--- Given request ---
Count the lines in the records below that contain the word "droht", and reply with only that number.

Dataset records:
-- START --
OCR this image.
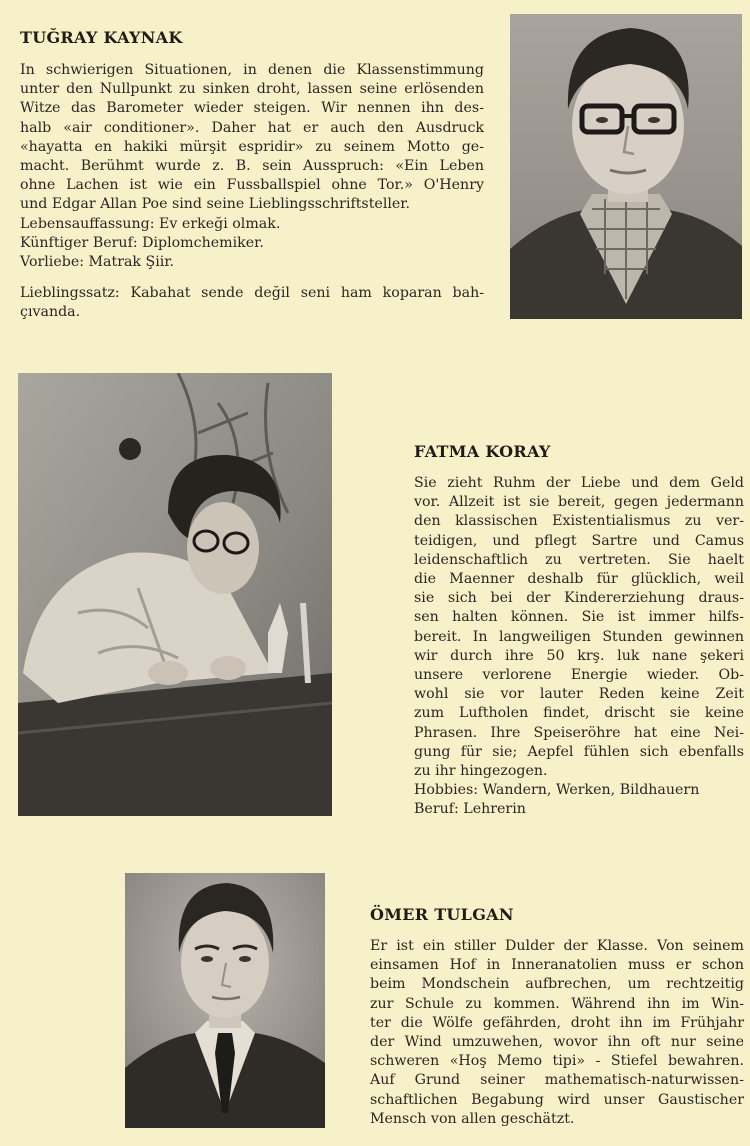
TUĞRAY KAYNAK
In schwierigen Situationen, in denen die Klassenstimmung
unter den Nullpunkt zu sinken droht, lassen seine erlösenden
Witze das Barometer wieder steigen. Wir nennen ihn des-
halb «air conditioner». Daher hat er auch den Ausdruck
«hayatta en hakiki mürşit espridir» zu seinem Motto ge-
macht. Berühmt wurde z. B. sein Ausspruch: «Ein Leben
ohne Lachen ist wie ein Fussballspiel ohne Tor.» O'Henry
und Edgar Allan Poe sind seine Lieblingsschriftsteller.
Lebensauffassung: Ev erkeği olmak.
Künftiger Beruf: Diplomchemiker.
Vorliebe: Matrak Şiir.
Lieblingssatz: Kabahat sende değil seni ham koparan bah-
çıvanda.
FATMA KORAY
Sie zieht Ruhm der Liebe und dem Geld
vor. Allzeit ist sie bereit, gegen jedermann
den klassischen Existentialismus zu ver-
teidigen, und pflegt Sartre und Camus
leidenschaftlich zu vertreten. Sie haelt
die Maenner deshalb für glücklich, weil
sie sich bei der Kindererziehung draus-
sen halten können. Sie ist immer hilfs-
bereit. In langweiligen Stunden gewinnen
wir durch ihre 50 krş. luk nane şekeri
unsere verlorene Energie wieder. Ob-
wohl sie vor lauter Reden keine Zeit
zum Luftholen findet, drischt sie keine
Phrasen. Ihre Speiseröhre hat eine Nei-
gung für sie; Aepfel fühlen sich ebenfalls
zu ihr hingezogen.
Hobbies: Wandern, Werken, Bildhauern
Beruf: Lehrerin
ÖMER TULGAN
Er ist ein stiller Dulder der Klasse. Von seinem
einsamen Hof in Inneranatolien muss er schon
beim Mondschein aufbrechen, um rechtzeitig
zur Schule zu kommen. Während ihn im Win-
ter die Wölfe gefährden, droht ihn im Frühjahr
der Wind umzuwehen, wovor ihn oft nur seine
schweren «Hoş Memo tipi» - Stiefel bewahren.
Auf Grund seiner mathematisch-naturwissen-
schaftlichen Begabung wird unser Gaustischer
Mensch von allen geschätzt.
-- END --
--- Answer ---
2